# Trecho do documento:
----

Por isso, quem deve ditar o método de leitura desses escritos é sua natureza, pois diz São Paulo: Ninguém pode conhecer e saber o que há no homem senão o espírito que está no homem, e ninguém pode saber o que é o Espírito de Deus e o que há em Deus, senão o Espírito que é de Deus e é Deus8.
Nesse mesmo sentido é que se expressa também os Lineamenta: O Espírito é a alma e o exegeta da Sagrada Escritura, que é Palavra de Deus posta por escrito sob a sua inspiração (20). Ou seja, não há outro caminho para ler Deus senão “sermos Deus”, isto é, partindo da dinâmica, da graça do espírito de adoção que nos mereceu seu Filho fazendo também de cada um de nós seus filhos queridos.
Vale aqui o dito de Pascal, ao se falar das coisas humanas, diz-se que é preciso conhecê-las primeiro para então amá-las, o que se transformou em provérbio. Os santos, ao contrário, dizem que, ao se falar das coisas divinas, é preciso amá-las primeiro, e que só se penetra na verdade por meio da caridade, o que é uma das sentenças mais úteis9.

----

# Dados fornecidos:

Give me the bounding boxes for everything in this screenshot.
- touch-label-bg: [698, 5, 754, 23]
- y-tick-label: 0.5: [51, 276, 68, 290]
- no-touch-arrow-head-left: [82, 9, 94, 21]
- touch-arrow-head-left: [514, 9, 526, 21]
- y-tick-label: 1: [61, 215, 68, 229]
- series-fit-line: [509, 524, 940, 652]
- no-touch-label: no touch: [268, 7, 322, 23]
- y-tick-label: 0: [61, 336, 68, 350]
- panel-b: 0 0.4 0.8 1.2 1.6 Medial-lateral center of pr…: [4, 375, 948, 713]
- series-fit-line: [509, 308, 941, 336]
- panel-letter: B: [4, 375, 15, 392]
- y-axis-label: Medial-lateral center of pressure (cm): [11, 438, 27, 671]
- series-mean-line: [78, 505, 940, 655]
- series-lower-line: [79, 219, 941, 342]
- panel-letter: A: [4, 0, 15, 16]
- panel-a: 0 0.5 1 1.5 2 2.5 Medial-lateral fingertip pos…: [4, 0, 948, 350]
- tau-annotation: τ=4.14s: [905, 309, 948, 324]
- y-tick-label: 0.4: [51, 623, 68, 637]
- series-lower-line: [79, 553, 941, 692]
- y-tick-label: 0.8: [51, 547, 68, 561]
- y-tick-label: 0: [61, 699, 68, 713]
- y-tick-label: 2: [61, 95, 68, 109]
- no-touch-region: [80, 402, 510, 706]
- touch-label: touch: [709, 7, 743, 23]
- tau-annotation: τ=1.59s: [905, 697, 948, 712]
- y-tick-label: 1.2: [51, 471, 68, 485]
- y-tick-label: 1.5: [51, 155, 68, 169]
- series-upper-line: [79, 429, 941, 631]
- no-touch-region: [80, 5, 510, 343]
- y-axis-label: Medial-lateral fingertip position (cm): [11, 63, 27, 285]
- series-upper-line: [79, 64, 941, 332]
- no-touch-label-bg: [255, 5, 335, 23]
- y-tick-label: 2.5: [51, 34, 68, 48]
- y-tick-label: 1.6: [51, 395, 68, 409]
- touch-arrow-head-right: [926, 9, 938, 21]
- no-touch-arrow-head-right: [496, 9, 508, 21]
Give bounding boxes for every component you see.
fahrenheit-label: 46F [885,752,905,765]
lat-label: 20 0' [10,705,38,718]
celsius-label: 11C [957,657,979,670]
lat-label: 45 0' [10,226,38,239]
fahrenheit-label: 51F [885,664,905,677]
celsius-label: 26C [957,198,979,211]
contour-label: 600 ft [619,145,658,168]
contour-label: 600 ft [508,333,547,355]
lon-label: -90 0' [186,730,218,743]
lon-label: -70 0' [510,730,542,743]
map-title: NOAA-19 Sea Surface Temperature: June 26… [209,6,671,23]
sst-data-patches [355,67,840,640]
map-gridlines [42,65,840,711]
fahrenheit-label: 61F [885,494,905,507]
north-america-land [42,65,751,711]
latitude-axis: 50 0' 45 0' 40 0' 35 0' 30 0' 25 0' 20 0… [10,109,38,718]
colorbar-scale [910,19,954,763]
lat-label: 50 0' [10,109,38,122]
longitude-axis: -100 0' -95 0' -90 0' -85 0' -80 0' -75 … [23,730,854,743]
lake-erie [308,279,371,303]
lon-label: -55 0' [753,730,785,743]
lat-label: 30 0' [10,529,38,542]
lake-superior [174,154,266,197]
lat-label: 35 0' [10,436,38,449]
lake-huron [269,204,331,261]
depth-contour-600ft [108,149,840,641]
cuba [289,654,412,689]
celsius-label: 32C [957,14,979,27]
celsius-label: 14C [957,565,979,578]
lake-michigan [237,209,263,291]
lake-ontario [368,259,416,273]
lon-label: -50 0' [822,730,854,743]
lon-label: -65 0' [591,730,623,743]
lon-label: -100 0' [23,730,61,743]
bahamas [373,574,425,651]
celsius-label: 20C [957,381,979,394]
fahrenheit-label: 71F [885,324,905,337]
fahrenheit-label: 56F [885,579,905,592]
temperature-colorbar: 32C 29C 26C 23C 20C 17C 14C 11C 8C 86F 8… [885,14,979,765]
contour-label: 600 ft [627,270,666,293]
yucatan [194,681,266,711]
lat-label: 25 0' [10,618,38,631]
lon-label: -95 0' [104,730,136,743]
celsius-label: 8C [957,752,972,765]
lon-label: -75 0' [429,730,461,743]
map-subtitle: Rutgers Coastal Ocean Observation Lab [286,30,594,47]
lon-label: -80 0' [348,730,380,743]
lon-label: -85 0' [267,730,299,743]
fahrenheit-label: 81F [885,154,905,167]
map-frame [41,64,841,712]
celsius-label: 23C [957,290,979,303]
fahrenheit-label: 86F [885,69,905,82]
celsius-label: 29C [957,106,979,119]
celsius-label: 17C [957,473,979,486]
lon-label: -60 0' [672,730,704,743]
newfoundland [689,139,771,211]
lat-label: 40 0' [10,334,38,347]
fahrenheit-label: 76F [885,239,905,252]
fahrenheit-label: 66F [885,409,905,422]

----

# Tarefas:
1. Liste todas as fontes cujas palavras o trecho sobre a leitura da Sagrada Escritura cita ou reproduz.
2. Reproduza fielmente a parte do trecho sobre a leitura da Sagrada Escritura que vai de "Nesse mesmo sentido" até "sentenças mais úteis9.", inclusive.

# Resultados:
1.
- São Paulo
- os Lineamenta
- Pascal
- os santos

2.
Nesse mesmo sentido é que se expressa também os Lineamenta: O Espírito é a alma e o exegeta da Sagrada Escritura, que é Palavra de Deus posta por escrito sob a sua inspiração (20). Ou seja, não há outro caminho para ler Deus senão “sermos Deus”, isto é, partindo da dinâmica, da graça do espírito de adoção que nos mereceu seu Filho fazendo também de cada um de nós seus filhos queridos.
Vale aqui o dito de Pascal, ao se falar das coisas humanas, diz-se que é preciso conhecê-las primeiro para então amá-las, o que se transformou em provérbio. Os santos, ao contrário, dizem que, ao se falar das coisas divinas, é preciso amá-las primeiro, e que só se penetra na verdade por meio da caridade, o que é uma das sentenças mais úteis9.